• **EXERCISE REQUIREMENTS**
Write out all of the entries exactly as given.

• **TASK INPUT**
»»

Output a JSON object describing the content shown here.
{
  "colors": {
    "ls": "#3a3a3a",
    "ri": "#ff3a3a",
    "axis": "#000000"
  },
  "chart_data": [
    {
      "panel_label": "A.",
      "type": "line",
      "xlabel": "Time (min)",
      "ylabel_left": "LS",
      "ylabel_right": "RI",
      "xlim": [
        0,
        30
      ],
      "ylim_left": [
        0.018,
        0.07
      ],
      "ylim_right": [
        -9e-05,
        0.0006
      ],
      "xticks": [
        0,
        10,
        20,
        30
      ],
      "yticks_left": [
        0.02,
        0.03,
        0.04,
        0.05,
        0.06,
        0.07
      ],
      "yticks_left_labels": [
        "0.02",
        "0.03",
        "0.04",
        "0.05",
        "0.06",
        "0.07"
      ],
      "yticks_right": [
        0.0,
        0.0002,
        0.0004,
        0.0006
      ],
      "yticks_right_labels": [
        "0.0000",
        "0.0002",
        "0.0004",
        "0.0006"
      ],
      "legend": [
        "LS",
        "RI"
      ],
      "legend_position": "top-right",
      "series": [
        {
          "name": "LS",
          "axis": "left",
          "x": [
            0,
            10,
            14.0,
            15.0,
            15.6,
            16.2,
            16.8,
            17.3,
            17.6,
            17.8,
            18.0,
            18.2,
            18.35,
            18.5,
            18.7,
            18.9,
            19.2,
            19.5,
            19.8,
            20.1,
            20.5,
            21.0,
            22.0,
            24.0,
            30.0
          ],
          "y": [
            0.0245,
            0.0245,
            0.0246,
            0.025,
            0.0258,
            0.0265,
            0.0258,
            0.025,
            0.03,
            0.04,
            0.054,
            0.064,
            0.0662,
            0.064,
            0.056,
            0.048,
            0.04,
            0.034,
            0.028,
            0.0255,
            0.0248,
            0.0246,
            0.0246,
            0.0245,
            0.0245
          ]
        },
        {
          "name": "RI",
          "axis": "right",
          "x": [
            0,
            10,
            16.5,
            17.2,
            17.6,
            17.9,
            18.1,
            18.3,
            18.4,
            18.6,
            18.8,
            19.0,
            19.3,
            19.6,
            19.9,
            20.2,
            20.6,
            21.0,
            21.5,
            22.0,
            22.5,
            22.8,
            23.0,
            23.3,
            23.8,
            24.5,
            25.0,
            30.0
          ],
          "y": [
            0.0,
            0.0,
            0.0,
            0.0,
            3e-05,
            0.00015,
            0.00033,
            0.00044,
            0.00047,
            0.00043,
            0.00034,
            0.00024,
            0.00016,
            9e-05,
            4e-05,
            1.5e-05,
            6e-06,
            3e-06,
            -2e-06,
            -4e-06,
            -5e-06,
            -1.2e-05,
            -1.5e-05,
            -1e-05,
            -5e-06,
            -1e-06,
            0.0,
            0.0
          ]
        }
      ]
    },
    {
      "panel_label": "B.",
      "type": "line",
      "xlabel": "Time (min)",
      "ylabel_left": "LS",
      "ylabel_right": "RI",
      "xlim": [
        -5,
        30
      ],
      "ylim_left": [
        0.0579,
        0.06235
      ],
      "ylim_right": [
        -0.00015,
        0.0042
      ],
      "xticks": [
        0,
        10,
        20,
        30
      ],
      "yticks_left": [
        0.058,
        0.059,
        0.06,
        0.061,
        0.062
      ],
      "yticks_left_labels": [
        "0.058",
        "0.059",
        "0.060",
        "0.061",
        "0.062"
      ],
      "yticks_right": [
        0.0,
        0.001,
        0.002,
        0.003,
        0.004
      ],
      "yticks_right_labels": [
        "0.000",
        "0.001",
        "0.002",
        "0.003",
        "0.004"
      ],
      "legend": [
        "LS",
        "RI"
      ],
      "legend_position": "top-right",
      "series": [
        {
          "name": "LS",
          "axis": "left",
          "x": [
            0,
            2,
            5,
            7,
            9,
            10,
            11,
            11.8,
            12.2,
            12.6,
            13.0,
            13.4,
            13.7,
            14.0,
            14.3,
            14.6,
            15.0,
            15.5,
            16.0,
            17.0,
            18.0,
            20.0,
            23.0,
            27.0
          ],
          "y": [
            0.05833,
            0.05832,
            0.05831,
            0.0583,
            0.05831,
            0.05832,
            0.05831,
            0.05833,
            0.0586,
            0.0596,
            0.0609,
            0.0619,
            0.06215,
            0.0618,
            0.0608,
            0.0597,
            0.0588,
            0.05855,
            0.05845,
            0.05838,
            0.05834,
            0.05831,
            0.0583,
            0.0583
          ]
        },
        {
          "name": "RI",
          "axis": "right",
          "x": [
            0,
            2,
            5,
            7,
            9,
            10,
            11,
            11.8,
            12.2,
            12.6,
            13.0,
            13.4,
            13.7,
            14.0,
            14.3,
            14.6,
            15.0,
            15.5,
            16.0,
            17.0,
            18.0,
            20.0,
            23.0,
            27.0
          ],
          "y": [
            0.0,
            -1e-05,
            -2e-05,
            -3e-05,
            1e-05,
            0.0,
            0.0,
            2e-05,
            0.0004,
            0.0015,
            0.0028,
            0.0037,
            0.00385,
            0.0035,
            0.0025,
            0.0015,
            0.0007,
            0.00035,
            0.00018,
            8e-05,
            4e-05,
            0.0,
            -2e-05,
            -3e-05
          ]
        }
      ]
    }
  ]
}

««

• **RESPONSE**
Output a JSON object describing the content shown here.
{
  "colors": {
    "ls": "#3a3a3a",
    "ri": "#ff3a3a",
    "axis": "#000000"
  },
  "chart_data": [
    {
      "panel_label": "A.",
      "type": "line",
      "xlabel": "Time (min)",
      "ylabel_left": "LS",
      "ylabel_right": "RI",
      "xlim": [
        0,
        30
      ],
      "ylim_left": [
        0.018,
        0.07
      ],
      "ylim_right": [
        -9e-05,
        0.0006
      ],
      "xticks": [
        0,
        10,
        20,
        30
      ],
      "yticks_left": [
        0.02,
        0.03,
        0.04,
        0.05,
        0.06,
        0.07
      ],
      "yticks_left_labels": [
        "0.02",
        "0.03",
        "0.04",
        "0.05",
        "0.06",
        "0.07"
      ],
      "yticks_right": [
        0.0,
        0.0002,
        0.0004,
        0.0006
      ],
      "yticks_right_labels": [
        "0.0000",
        "0.0002",
        "0.0004",
        "0.0006"
      ],
      "legend": [
        "LS",
        "RI"
      ],
      "legend_position": "top-right",
      "series": [
        {
          "name": "LS",
          "axis": "left",
          "x": [
            0,
            10,
            14.0,
            15.0,
            15.6,
            16.2,
            16.8,
            17.3,
            17.6,
            17.8,
            18.0,
            18.2,
            18.35,
            18.5,
            18.7,
            18.9,
            19.2,
            19.5,
            19.8,
            20.1,
            20.5,
            21.0,
            22.0,
            24.0,
            30.0
          ],
          "y": [
            0.0245,
            0.0245,
            0.0246,
            0.025,
            0.0258,
            0.0265,
            0.0258,
            0.025,
            0.03,
            0.04,
            0.054,
            0.064,
            0.0662,
            0.064,
            0.056,
            0.048,
            0.04,
            0.034,
            0.028,
            0.0255,
            0.0248,
            0.0246,
            0.0246,
            0.0245,
            0.0245
          ]
        },
        {
          "name": "RI",
          "axis": "right",
          "x": [
            0,
            10,
            16.5,
            17.2,
            17.6,
            17.9,
            18.1,
            18.3,
            18.4,
            18.6,
            18.8,
            19.0,
            19.3,
            19.6,
            19.9,
            20.2,
            20.6,
            21.0,
            21.5,
            22.0,
            22.5,
            22.8,
            23.0,
            23.3,
            23.8,
            24.5,
            25.0,
            30.0
          ],
          "y": [
            0.0,
            0.0,
            0.0,
            0.0,
            3e-05,
            0.00015,
            0.00033,
            0.00044,
            0.00047,
            0.00043,
            0.00034,
            0.00024,
            0.00016,
            9e-05,
            4e-05,
            1.5e-05,
            6e-06,
            3e-06,
            -2e-06,
            -4e-06,
            -5e-06,
            -1.2e-05,
            -1.5e-05,
            -1e-05,
            -5e-06,
            -1e-06,
            0.0,
            0.0
          ]
        }
      ]
    },
    {
      "panel_label": "B.",
      "type": "line",
      "xlabel": "Time (min)",
      "ylabel_left": "LS",
      "ylabel_right": "RI",
      "xlim": [
        -5,
        30
      ],
      "ylim_left": [
        0.0579,
        0.06235
      ],
      "ylim_right": [
        -0.00015,
        0.0042
      ],
      "xticks": [
        0,
        10,
        20,
        30
      ],
      "yticks_left": [
        0.058,
        0.059,
        0.06,
        0.061,
        0.062
      ],
      "yticks_left_labels": [
        "0.058",
        "0.059",
        "0.060",
        "0.061",
        "0.062"
      ],
      "yticks_right": [
        0.0,
        0.001,
        0.002,
        0.003,
        0.004
      ],
      "yticks_right_labels": [
        "0.000",
        "0.001",
        "0.002",
        "0.003",
        "0.004"
      ],
      "legend": [
        "LS",
        "RI"
      ],
      "legend_position": "top-right",
      "series": [
        {
          "name": "LS",
          "axis": "left",
          "x": [
            0,
            2,
            5,
            7,
            9,
            10,
            11,
            11.8,
            12.2,
            12.6,
            13.0,
            13.4,
            13.7,
            14.0,
            14.3,
            14.6,
            15.0,
            15.5,
            16.0,
            17.0,
            18.0,
            20.0,
            23.0,
            27.0
          ],
          "y": [
            0.05833,
            0.05832,
            0.05831,
            0.0583,
            0.05831,
            0.05832,
            0.05831,
            0.05833,
            0.0586,
            0.0596,
            0.0609,
            0.0619,
            0.06215,
            0.0618,
            0.0608,
            0.0597,
            0.0588,
            0.05855,
            0.05845,
            0.05838,
            0.05834,
            0.05831,
            0.0583,
            0.0583
          ]
        },
        {
          "name": "RI",
          "axis": "right",
          "x": [
            0,
            2,
            5,
            7,
            9,
            10,
            11,
            11.8,
            12.2,
            12.6,
            13.0,
            13.4,
            13.7,
            14.0,
            14.3,
            14.6,
            15.0,
            15.5,
            16.0,
            17.0,
            18.0,
            20.0,
            23.0,
            27.0
          ],
          "y": [
            0.0,
            -1e-05,
            -2e-05,
            -3e-05,
            1e-05,
            0.0,
            0.0,
            2e-05,
            0.0004,
            0.0015,
            0.0028,
            0.0037,
            0.00385,
            0.0035,
            0.0025,
            0.0015,
            0.0007,
            0.00035,
            0.00018,
            8e-05,
            4e-05,
            0.0,
            -2e-05,
            -3e-05
          ]
        }
      ]
    }
  ]
}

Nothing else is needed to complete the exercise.